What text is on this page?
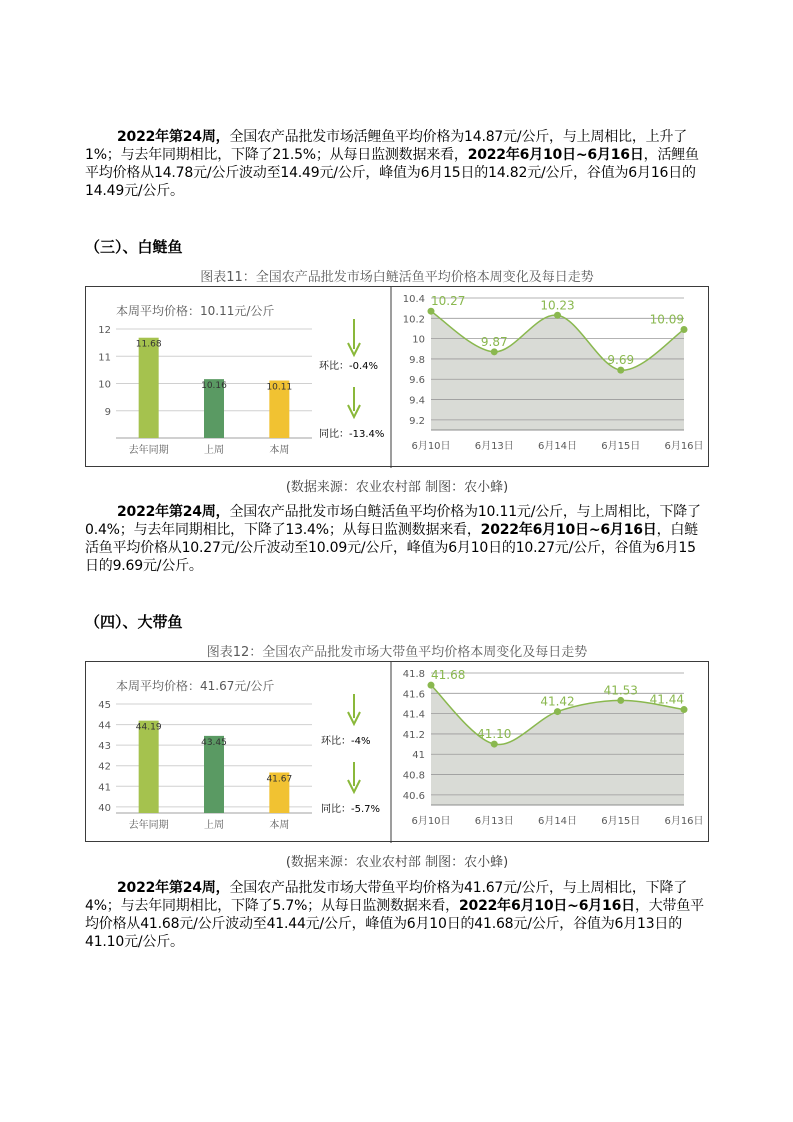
2022年第24周，全国农产品批发市场活鲤鱼平均价格为14.87元/公斤，与上周相比，上升了1%；与去年同期相比，下降了21.5%；从每日监测数据来看，2022年6月10日~6月16日，活鲤鱼平均价格从14.78元/公斤波动至14.49元/公斤，峰值为6月15日的14.82元/公斤，谷值为6月16日的14.49元/公斤。

（三）、白鲢鱼

图表11：全国农产品批发市场白鲢活鱼平均价格本周变化及每日走势

本周平均价格：10.11元/公斤
12
11
10
9
11.68
去年同期
10.16
上周
10.11
本周
环比：-0.4%
同比：-13.4%
10.4
10.2
10
9.8
9.6
9.4
9.2
10.27
6月10日
9.87
6月13日
10.23
6月14日
9.69
6月15日
10.09
6月16日

(数据来源：农业农村部 制图：农小蜂)

2022年第24周，全国农产品批发市场白鲢活鱼平均价格为10.11元/公斤，与上周相比，下降了0.4%；与去年同期相比，下降了13.4%；从每日监测数据来看，2022年6月10日~6月16日，白鲢活鱼平均价格从10.27元/公斤波动至10.09元/公斤，峰值为6月10日的10.27元/公斤，谷值为6月15日的9.69元/公斤。

（四）、大带鱼

图表12：全国农产品批发市场大带鱼平均价格本周变化及每日走势

本周平均价格：41.67元/公斤
45
44
43
42
41
40
44.19
去年同期
43.45
上周
41.67
本周
环比：-4%
同比：-5.7%
41.8
41.6
41.4
41.2
41
40.8
40.6
41.68
6月10日
41.10
6月13日
41.42
6月14日
41.53
6月15日
41.44
6月16日

(数据来源：农业农村部 制图：农小蜂)

2022年第24周，全国农产品批发市场大带鱼平均价格为41.67元/公斤，与上周相比，下降了4%；与去年同期相比，下降了5.7%；从每日监测数据来看，2022年6月10日~6月16日，大带鱼平均价格从41.68元/公斤波动至41.44元/公斤，峰值为6月10日的41.68元/公斤，谷值为6月13日的41.10元/公斤。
◆ ◆ ◆ ◆
▶ Do this: Examine the records and pull out every line where the string "与去年同期相比" occurs.

▶ The reply:
2022年第24周，全国农产品批发市场活鲤鱼平均价格为14.87元/公斤，与上周相比，上升了1%；与去年同期相比，下降了21.5%；从每日监测数据来看，2022年6月10日~6月16日，活鲤鱼平均价格从14.78元/公斤波动至14.49元/公斤，峰值为6月15日的14.82元/公斤，谷值为6月16日的14.49元/公斤。
2022年第24周，全国农产品批发市场白鲢活鱼平均价格为10.11元/公斤，与上周相比，下降了0.4%；与去年同期相比，下降了13.4%；从每日监测数据来看，2022年6月10日~6月16日，白鲢活鱼平均价格从10.27元/公斤波动至10.09元/公斤，峰值为6月10日的10.27元/公斤，谷值为6月15日的9.69元/公斤。
2022年第24周，全国农产品批发市场大带鱼平均价格为41.67元/公斤，与上周相比，下降了4%；与去年同期相比，下降了5.7%；从每日监测数据来看，2022年6月10日~6月16日，大带鱼平均价格从41.68元/公斤波动至41.44元/公斤，峰值为6月10日的41.68元/公斤，谷值为6月13日的41.10元/公斤。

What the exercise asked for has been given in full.